***** Excerpted data

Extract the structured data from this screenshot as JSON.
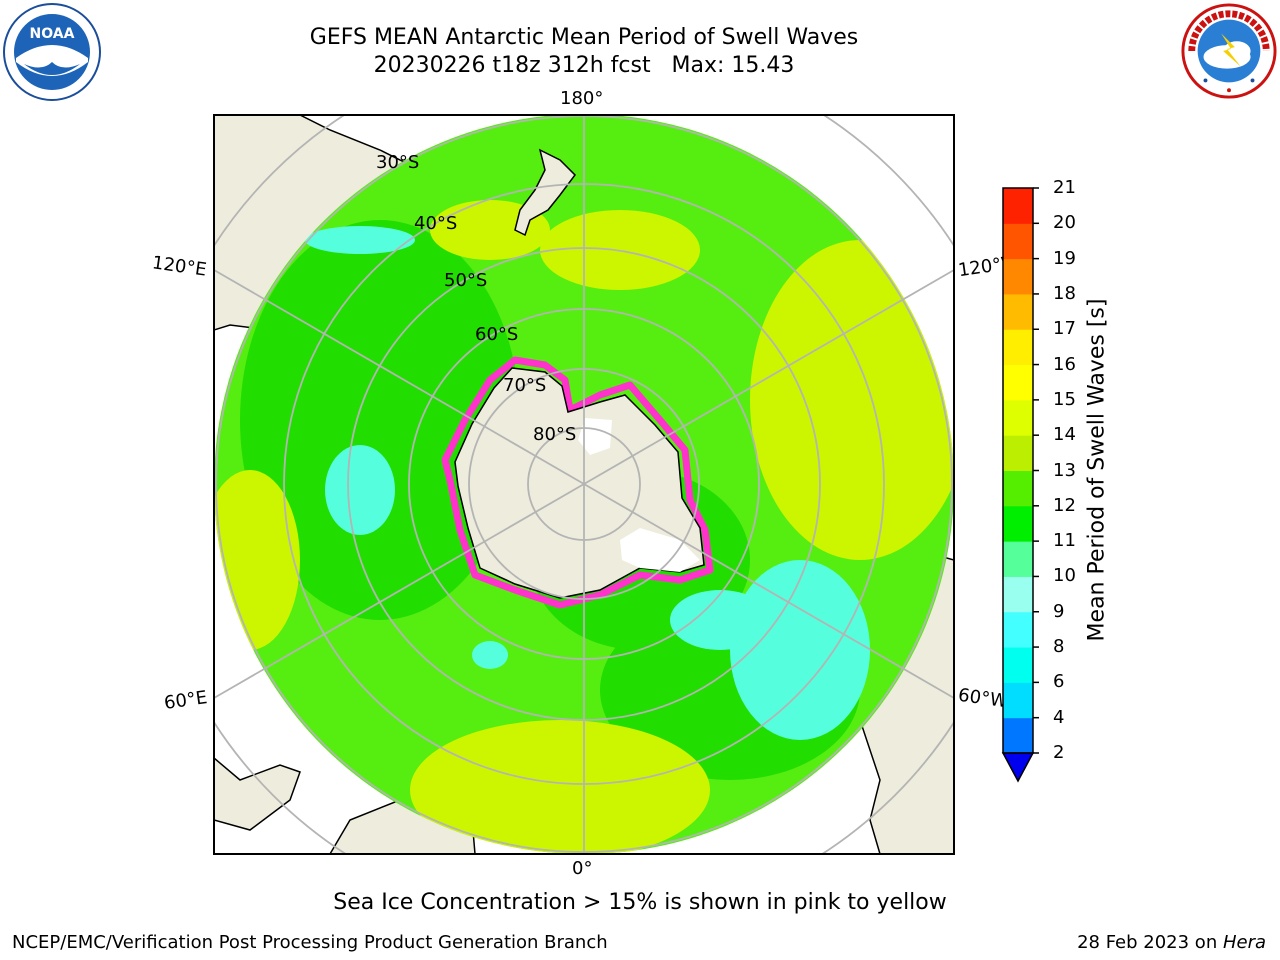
{
  "header": {
    "title_line1": "GEFS MEAN Antarctic Mean Period of Swell Waves",
    "title_line2": "20230226 t18z 312h fcst   Max: 15.43"
  },
  "logos": {
    "left": {
      "icon": "noaa-logo-icon",
      "text": "NOAA"
    },
    "right": {
      "icon": "nws-logo-icon",
      "text": "NATIONAL WEATHER SERVICE"
    }
  },
  "map": {
    "projection": "south-polar-stereographic",
    "longitude_labels": {
      "top": "180°",
      "left_upper": "120°E",
      "right_upper": "120°W",
      "left_lower": "60°E",
      "right_lower": "60°W",
      "bottom": "0°"
    },
    "latitude_labels": [
      "30°S",
      "40°S",
      "50°S",
      "60°S",
      "70°S",
      "80°S"
    ],
    "colors": {
      "land": "#eeecdc",
      "ocean_main": "#55ee10",
      "ocean_bright": "#22dd00",
      "ocean_yellow": "#ccf500",
      "ocean_cyan": "#55ffdd",
      "ice_edge": "#ff33cc",
      "grid": "#b4b4b4"
    }
  },
  "colorbar": {
    "label": "Mean Period of Swell Waves [s]",
    "ticks": [
      "21",
      "20",
      "19",
      "18",
      "17",
      "16",
      "15",
      "14",
      "13",
      "12",
      "11",
      "10",
      "9",
      "8",
      "6",
      "4",
      "2"
    ],
    "colors": [
      "#0000ee",
      "#0077ff",
      "#00ddff",
      "#00ffee",
      "#44ffff",
      "#99ffee",
      "#55ff99",
      "#00ee00",
      "#55ee00",
      "#bbee00",
      "#ddff00",
      "#ffff00",
      "#ffee00",
      "#ffbb00",
      "#ff8800",
      "#ff5500",
      "#ff2200",
      "#ff0000"
    ]
  },
  "caption": "Sea Ice Concentration > 15% is shown in pink to yellow",
  "footer": {
    "left": "NCEP/EMC/Verification Post Processing Product Generation Branch",
    "right_prefix": "28 Feb 2023 on ",
    "right_host": "Hera"
  }
}
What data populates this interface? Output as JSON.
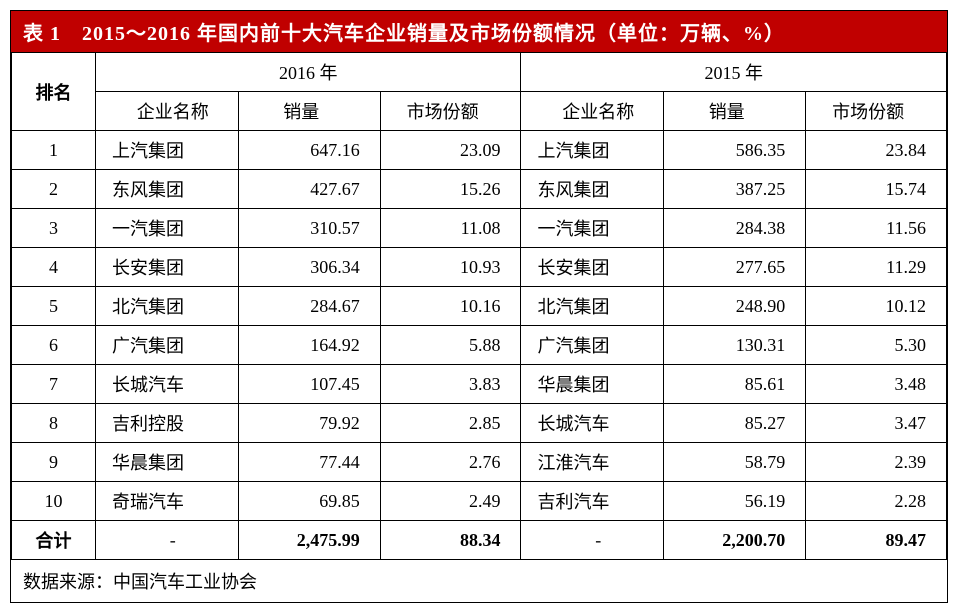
{
  "title": "表 1　2015～2016 年国内前十大汽车企业销量及市场份额情况（单位：万辆、%）",
  "source": "数据来源：中国汽车工业协会",
  "colors": {
    "title_bg": "#c00000",
    "title_fg": "#ffffff",
    "border": "#000000",
    "bg": "#ffffff"
  },
  "fontsize": {
    "title": 20,
    "cell": 18,
    "source": 18
  },
  "headers": {
    "rank": "排名",
    "year2016": "2016 年",
    "year2015": "2015 年",
    "company": "企业名称",
    "sales": "销量",
    "share": "市场份额"
  },
  "columns": {
    "rank_width": 88,
    "name_width": 150,
    "num_width": 146,
    "name_align": "left",
    "num_align": "right",
    "rank_align": "center"
  },
  "rows": [
    {
      "rank": "1",
      "c16": "上汽集团",
      "s16": "647.16",
      "m16": "23.09",
      "c15": "上汽集团",
      "s15": "586.35",
      "m15": "23.84"
    },
    {
      "rank": "2",
      "c16": "东风集团",
      "s16": "427.67",
      "m16": "15.26",
      "c15": "东风集团",
      "s15": "387.25",
      "m15": "15.74"
    },
    {
      "rank": "3",
      "c16": "一汽集团",
      "s16": "310.57",
      "m16": "11.08",
      "c15": "一汽集团",
      "s15": "284.38",
      "m15": "11.56"
    },
    {
      "rank": "4",
      "c16": "长安集团",
      "s16": "306.34",
      "m16": "10.93",
      "c15": "长安集团",
      "s15": "277.65",
      "m15": "11.29"
    },
    {
      "rank": "5",
      "c16": "北汽集团",
      "s16": "284.67",
      "m16": "10.16",
      "c15": "北汽集团",
      "s15": "248.90",
      "m15": "10.12"
    },
    {
      "rank": "6",
      "c16": "广汽集团",
      "s16": "164.92",
      "m16": "5.88",
      "c15": "广汽集团",
      "s15": "130.31",
      "m15": "5.30"
    },
    {
      "rank": "7",
      "c16": "长城汽车",
      "s16": "107.45",
      "m16": "3.83",
      "c15": "华晨集团",
      "s15": "85.61",
      "m15": "3.48"
    },
    {
      "rank": "8",
      "c16": "吉利控股",
      "s16": "79.92",
      "m16": "2.85",
      "c15": "长城汽车",
      "s15": "85.27",
      "m15": "3.47"
    },
    {
      "rank": "9",
      "c16": "华晨集团",
      "s16": "77.44",
      "m16": "2.76",
      "c15": "江淮汽车",
      "s15": "58.79",
      "m15": "2.39"
    },
    {
      "rank": "10",
      "c16": "奇瑞汽车",
      "s16": "69.85",
      "m16": "2.49",
      "c15": "吉利汽车",
      "s15": "56.19",
      "m15": "2.28"
    }
  ],
  "total": {
    "label": "合计",
    "c16": "-",
    "s16": "2,475.99",
    "m16": "88.34",
    "c15": "-",
    "s15": "2,200.70",
    "m15": "89.47"
  }
}
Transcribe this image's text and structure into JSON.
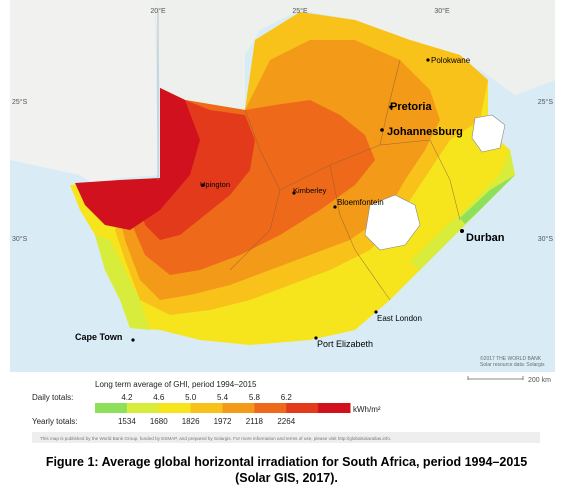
{
  "map": {
    "longitudes": [
      "20°E",
      "25°E",
      "30°E"
    ],
    "latitudes_left": [
      "25°S",
      "30°S"
    ],
    "latitudes_right": [
      "25°S",
      "30°S"
    ],
    "cities": [
      {
        "name": "Polokwane",
        "key": "polokwane"
      },
      {
        "name": "Pretoria",
        "key": "pretoria"
      },
      {
        "name": "Johannesburg",
        "key": "johannesburg"
      },
      {
        "name": "Upington",
        "key": "upington"
      },
      {
        "name": "Kimberley",
        "key": "kimberley"
      },
      {
        "name": "Bloemfontein",
        "key": "bloemfontein"
      },
      {
        "name": "Durban",
        "key": "durban"
      },
      {
        "name": "East London",
        "key": "east-london"
      },
      {
        "name": "Cape Town",
        "key": "cape-town"
      },
      {
        "name": "Port Elizabeth",
        "key": "port-elizabeth"
      }
    ],
    "copyright_line1": "©2017 THE WORLD BANK",
    "copyright_line2": "Solar resource data: Solargis",
    "scale_label": "200 km"
  },
  "legend": {
    "title": "Long term average of GHI, period 1994–2015",
    "daily_label": "Daily totals:",
    "yearly_label": "Yearly totals:",
    "daily_values": [
      "4.2",
      "4.6",
      "5.0",
      "5.4",
      "5.8",
      "6.2"
    ],
    "yearly_values": [
      "1534",
      "1680",
      "1826",
      "1972",
      "2118",
      "2264"
    ],
    "unit": "kWh/m²",
    "colors": [
      "#8ee05a",
      "#d8ec3c",
      "#f6e51c",
      "#f8c21a",
      "#f39a18",
      "#ee6a1a",
      "#e43a1c",
      "#d1121e"
    ]
  },
  "footer": {
    "note": "This map is published by the World Bank Group, funded by ESMAP, and prepared by Solargis. For more information and terms of use, please visit http://globalsolaratlas.info."
  },
  "caption": {
    "line1": "Figure 1: Average global horizontal irradiation for South Africa, period 1994–2015",
    "line2": "(Solar GIS, 2017)."
  }
}
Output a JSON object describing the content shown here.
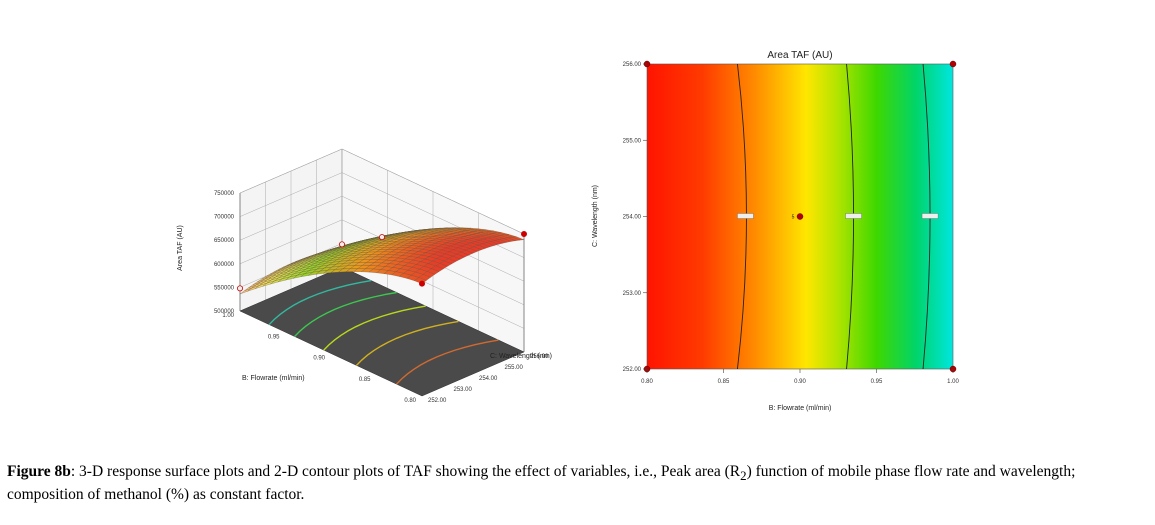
{
  "chart_data": [
    {
      "type": "surface3d",
      "title": "",
      "zlabel": "Area TAF (AU)",
      "xlabel": "B: Flowrate (ml/min)",
      "ylabel": "C: Wavelength (nm)",
      "z_ticks": [
        "750000",
        "700000",
        "650000",
        "600000",
        "550000",
        "500000"
      ],
      "flow_ticks": [
        "1.00",
        "0.95",
        "0.90",
        "0.85",
        "0.80"
      ],
      "wave_ticks": [
        "252.00",
        "253.00",
        "254.00",
        "255.00",
        "256.00"
      ],
      "x_range": [
        0.8,
        1.0
      ],
      "y_range": [
        252,
        256
      ],
      "z_range": [
        500000,
        750000
      ],
      "corner_values": {
        "flow_0.80": 750000,
        "flow_1.00": 548000
      },
      "design_point_value": 700000
    },
    {
      "type": "contour",
      "title": "Area TAF (AU)",
      "xlabel": "B: Flowrate (ml/min)",
      "ylabel": "C: Wavelength (nm)",
      "x_ticks": [
        "0.80",
        "0.85",
        "0.90",
        "0.95",
        "1.00"
      ],
      "x_values": [
        0.8,
        0.85,
        0.9,
        0.95,
        1.0
      ],
      "y_ticks": [
        "252.00",
        "253.00",
        "254.00",
        "255.00",
        "256.00"
      ],
      "y_values": [
        252,
        253,
        254,
        255,
        256
      ],
      "x_range": [
        0.8,
        1.0
      ],
      "y_range": [
        252,
        256
      ],
      "contour_flow_values": [
        0.865,
        0.935,
        0.985
      ],
      "design_points": [
        {
          "x": 0.8,
          "y": 256
        },
        {
          "x": 1.0,
          "y": 256
        },
        {
          "x": 0.8,
          "y": 252
        },
        {
          "x": 1.0,
          "y": 252
        },
        {
          "x": 0.9,
          "y": 254
        }
      ],
      "center_label": "5"
    }
  ],
  "caption": {
    "label": "Figure 8b",
    "text": ": 3-D response surface plots and 2-D contour plots of TAF showing the effect of variables, i.e., Peak area (R",
    "sub": "2",
    "text2": ") function of mobile phase flow rate and wavelength; composition of methanol (%) as constant factor."
  }
}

**********

- **To be done**:
Pull out every line of the entries that includes the word "JSON".

- **Finished exercise**:
Extract the structured data from this screenshot as JSON.
What data populates this interface? Output as JSON.
Transcribe this image's text and structure into JSON.
Output a JSON object describing the content shown here.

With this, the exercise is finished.